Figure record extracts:
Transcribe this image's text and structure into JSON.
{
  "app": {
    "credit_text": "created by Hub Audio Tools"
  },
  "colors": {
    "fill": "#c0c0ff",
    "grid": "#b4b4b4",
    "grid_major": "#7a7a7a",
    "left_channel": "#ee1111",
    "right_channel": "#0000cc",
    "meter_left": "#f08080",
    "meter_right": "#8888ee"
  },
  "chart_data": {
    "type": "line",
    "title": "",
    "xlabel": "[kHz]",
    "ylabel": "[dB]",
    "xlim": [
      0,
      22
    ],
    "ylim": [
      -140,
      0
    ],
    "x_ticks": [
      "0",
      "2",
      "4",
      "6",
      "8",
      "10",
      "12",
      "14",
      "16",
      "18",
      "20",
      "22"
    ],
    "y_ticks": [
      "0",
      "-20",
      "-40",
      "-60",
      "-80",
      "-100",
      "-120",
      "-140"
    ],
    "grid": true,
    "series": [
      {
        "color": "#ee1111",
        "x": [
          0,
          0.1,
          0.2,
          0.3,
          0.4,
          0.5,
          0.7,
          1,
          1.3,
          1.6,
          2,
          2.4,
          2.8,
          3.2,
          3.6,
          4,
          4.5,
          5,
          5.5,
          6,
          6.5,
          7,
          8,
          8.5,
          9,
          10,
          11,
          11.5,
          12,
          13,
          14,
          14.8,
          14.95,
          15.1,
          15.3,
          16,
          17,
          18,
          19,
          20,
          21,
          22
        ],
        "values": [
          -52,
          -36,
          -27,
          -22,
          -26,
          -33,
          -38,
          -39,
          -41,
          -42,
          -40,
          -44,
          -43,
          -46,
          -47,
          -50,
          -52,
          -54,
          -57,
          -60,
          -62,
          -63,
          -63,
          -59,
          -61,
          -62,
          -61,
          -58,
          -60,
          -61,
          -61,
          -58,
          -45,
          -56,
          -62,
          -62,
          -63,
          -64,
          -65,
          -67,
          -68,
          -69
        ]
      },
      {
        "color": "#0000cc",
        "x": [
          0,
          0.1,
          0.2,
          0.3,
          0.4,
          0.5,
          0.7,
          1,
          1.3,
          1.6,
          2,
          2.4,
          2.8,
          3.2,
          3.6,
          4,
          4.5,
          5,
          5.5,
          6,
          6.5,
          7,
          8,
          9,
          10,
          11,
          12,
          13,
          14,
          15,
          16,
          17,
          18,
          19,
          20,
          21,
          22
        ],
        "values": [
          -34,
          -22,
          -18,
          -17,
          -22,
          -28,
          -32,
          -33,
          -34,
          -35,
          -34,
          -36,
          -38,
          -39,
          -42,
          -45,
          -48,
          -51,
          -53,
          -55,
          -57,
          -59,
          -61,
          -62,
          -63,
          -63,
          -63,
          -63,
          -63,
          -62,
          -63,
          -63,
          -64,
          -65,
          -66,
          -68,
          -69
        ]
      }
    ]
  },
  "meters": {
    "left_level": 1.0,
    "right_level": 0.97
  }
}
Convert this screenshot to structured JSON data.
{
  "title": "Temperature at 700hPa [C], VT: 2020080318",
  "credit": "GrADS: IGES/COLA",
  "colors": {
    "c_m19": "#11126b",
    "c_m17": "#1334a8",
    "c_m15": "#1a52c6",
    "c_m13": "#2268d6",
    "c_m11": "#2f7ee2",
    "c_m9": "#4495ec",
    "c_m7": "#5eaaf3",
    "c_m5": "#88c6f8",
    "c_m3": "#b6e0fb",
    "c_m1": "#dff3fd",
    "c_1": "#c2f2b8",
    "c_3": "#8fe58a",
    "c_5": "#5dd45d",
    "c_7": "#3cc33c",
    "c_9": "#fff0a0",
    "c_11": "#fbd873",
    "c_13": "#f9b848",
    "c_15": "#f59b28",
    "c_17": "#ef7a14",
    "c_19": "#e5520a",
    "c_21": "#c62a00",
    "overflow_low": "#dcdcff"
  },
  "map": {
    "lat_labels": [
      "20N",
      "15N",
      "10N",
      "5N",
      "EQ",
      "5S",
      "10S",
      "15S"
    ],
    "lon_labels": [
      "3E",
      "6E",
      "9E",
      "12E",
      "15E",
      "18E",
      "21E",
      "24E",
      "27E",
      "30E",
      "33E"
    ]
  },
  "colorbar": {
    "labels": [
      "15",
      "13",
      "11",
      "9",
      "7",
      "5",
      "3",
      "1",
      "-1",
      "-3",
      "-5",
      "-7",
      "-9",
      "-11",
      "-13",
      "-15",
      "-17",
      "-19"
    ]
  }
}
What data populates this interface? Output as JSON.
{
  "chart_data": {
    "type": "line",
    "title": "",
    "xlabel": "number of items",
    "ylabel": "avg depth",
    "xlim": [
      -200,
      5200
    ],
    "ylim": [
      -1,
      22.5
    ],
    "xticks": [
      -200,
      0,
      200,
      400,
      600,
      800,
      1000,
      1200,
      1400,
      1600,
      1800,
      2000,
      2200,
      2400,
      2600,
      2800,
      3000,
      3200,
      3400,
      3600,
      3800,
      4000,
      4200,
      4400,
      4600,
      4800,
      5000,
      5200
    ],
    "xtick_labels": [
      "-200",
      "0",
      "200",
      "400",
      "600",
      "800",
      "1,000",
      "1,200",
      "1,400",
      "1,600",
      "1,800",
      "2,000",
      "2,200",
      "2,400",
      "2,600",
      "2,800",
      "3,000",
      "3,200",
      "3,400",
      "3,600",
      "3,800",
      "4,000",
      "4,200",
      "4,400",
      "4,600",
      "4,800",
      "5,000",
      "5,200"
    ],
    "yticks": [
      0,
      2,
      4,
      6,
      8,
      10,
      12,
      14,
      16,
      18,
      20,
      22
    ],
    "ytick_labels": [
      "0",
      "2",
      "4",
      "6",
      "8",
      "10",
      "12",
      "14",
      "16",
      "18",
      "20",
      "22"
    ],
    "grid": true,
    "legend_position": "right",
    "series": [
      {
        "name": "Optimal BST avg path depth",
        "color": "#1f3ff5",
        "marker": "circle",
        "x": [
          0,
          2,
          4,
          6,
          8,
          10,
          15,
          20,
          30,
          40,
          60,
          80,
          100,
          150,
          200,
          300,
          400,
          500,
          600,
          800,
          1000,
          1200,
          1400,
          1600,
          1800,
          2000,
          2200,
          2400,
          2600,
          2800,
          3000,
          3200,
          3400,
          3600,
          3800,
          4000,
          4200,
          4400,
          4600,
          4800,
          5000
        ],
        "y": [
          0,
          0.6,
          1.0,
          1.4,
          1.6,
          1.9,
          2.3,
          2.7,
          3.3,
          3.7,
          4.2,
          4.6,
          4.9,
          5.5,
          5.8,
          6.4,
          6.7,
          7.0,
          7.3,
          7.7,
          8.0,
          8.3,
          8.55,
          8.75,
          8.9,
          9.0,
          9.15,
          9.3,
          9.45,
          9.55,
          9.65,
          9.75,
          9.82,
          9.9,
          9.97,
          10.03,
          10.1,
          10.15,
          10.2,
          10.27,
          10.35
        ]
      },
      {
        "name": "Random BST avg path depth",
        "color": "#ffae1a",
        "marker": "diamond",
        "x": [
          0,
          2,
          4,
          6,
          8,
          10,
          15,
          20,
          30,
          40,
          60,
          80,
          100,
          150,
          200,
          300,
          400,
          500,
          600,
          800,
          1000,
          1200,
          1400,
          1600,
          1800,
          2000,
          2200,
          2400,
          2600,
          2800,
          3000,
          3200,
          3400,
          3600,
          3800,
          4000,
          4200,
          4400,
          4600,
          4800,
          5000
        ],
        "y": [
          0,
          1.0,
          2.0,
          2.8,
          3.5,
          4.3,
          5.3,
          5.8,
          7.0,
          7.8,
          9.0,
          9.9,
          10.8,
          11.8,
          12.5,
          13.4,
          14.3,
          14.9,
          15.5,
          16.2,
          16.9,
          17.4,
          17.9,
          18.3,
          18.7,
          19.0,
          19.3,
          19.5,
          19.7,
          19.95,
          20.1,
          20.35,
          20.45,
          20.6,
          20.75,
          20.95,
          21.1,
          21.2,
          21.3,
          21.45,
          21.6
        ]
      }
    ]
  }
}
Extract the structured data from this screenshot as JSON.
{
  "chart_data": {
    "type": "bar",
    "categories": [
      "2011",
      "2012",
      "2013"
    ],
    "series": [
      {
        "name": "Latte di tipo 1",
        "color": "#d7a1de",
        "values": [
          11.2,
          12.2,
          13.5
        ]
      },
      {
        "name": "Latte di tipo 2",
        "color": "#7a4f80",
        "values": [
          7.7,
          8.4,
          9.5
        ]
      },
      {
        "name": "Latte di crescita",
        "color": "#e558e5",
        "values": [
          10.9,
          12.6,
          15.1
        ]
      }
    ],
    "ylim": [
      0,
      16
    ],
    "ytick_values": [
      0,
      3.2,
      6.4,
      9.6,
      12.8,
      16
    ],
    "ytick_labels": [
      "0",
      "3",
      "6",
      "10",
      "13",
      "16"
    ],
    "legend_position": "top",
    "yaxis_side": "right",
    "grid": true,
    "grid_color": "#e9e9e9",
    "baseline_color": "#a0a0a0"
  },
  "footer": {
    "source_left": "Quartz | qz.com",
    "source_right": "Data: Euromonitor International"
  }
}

■ **SET EXERCISE**: Write the number of lines containing the word "Latte" and nothing besides it.

■ **RESULT FOR THIS EXERCISE**: 3